▼▼▼

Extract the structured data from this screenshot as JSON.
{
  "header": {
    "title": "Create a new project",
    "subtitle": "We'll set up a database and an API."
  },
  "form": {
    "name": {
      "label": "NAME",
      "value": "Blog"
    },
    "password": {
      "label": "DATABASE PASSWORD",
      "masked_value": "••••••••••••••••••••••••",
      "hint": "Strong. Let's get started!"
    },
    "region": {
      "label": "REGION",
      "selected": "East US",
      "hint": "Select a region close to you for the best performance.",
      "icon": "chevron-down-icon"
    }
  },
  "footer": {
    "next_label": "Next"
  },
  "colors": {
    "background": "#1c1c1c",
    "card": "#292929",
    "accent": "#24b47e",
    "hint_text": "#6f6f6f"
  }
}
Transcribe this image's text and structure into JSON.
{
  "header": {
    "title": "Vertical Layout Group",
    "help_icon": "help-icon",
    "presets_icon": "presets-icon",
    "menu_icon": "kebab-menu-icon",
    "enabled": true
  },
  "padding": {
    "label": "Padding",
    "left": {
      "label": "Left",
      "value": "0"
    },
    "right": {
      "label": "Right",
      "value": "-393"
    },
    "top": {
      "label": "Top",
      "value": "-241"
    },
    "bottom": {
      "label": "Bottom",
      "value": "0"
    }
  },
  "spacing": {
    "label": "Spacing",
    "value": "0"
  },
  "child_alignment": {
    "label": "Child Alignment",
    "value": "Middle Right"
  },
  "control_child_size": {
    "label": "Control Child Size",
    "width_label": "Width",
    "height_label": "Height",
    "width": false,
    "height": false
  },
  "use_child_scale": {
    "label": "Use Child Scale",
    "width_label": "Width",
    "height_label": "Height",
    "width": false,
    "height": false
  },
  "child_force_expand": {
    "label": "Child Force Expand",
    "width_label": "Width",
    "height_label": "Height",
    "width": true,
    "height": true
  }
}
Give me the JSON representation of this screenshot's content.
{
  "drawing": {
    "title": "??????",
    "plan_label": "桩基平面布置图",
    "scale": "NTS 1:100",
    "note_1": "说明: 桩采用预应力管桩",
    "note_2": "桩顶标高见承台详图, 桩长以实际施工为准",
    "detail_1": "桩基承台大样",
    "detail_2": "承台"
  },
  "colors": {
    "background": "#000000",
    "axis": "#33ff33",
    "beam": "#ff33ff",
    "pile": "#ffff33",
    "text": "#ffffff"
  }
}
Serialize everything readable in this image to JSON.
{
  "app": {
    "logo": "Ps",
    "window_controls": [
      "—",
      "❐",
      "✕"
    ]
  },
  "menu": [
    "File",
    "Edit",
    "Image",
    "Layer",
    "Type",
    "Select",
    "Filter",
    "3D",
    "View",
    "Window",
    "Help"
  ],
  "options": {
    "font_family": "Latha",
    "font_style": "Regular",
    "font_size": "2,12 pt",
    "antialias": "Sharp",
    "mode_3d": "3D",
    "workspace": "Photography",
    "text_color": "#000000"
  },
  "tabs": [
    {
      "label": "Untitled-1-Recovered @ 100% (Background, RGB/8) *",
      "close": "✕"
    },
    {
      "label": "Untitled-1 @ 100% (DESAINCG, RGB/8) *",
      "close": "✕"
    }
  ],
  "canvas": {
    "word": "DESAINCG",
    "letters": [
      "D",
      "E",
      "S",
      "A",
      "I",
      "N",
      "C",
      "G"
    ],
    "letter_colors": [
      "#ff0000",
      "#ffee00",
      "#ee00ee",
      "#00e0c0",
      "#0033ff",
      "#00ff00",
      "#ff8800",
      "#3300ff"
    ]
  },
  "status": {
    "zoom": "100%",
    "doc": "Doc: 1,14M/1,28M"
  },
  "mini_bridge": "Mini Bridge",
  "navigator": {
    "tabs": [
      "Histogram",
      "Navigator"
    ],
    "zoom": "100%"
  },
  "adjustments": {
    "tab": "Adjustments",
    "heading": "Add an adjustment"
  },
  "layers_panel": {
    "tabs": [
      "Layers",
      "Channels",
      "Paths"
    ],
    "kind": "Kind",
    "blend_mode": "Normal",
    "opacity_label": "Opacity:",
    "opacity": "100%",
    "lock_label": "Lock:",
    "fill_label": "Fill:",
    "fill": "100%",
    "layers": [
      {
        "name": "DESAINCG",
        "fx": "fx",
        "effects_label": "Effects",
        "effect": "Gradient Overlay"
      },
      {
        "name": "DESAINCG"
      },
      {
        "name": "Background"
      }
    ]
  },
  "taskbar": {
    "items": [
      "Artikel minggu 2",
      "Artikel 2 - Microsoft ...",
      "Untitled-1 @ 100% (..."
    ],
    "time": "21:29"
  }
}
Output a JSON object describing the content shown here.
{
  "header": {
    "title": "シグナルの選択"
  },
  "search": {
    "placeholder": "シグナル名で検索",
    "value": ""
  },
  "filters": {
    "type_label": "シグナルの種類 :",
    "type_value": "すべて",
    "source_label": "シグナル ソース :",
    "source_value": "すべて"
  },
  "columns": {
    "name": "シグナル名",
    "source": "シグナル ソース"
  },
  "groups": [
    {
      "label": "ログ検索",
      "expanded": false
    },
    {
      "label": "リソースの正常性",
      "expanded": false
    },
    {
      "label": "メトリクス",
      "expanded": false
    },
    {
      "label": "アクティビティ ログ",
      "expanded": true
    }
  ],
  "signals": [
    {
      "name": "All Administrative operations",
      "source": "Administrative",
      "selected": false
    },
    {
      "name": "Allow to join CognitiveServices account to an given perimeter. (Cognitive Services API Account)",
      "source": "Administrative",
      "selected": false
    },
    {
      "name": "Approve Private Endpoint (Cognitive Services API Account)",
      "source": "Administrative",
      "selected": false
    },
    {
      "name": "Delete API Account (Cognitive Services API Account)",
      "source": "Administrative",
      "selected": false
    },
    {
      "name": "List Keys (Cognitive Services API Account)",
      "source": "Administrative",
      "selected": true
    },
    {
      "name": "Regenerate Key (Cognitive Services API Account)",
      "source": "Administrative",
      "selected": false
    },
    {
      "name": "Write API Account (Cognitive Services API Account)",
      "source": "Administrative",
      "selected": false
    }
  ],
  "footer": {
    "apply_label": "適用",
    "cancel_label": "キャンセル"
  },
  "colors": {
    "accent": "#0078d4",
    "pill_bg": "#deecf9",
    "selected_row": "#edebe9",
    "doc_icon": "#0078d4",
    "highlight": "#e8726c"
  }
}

▲▲▲

Collect each line of the entries that has the word "DESAINCG", copying it in full.

→ **Answer to the task**
      "label": "Untitled-1 @ 100% (DESAINCG, RGB/8) *",
    "word": "DESAINCG",
        "name": "DESAINCG",
        "name": "DESAINCG"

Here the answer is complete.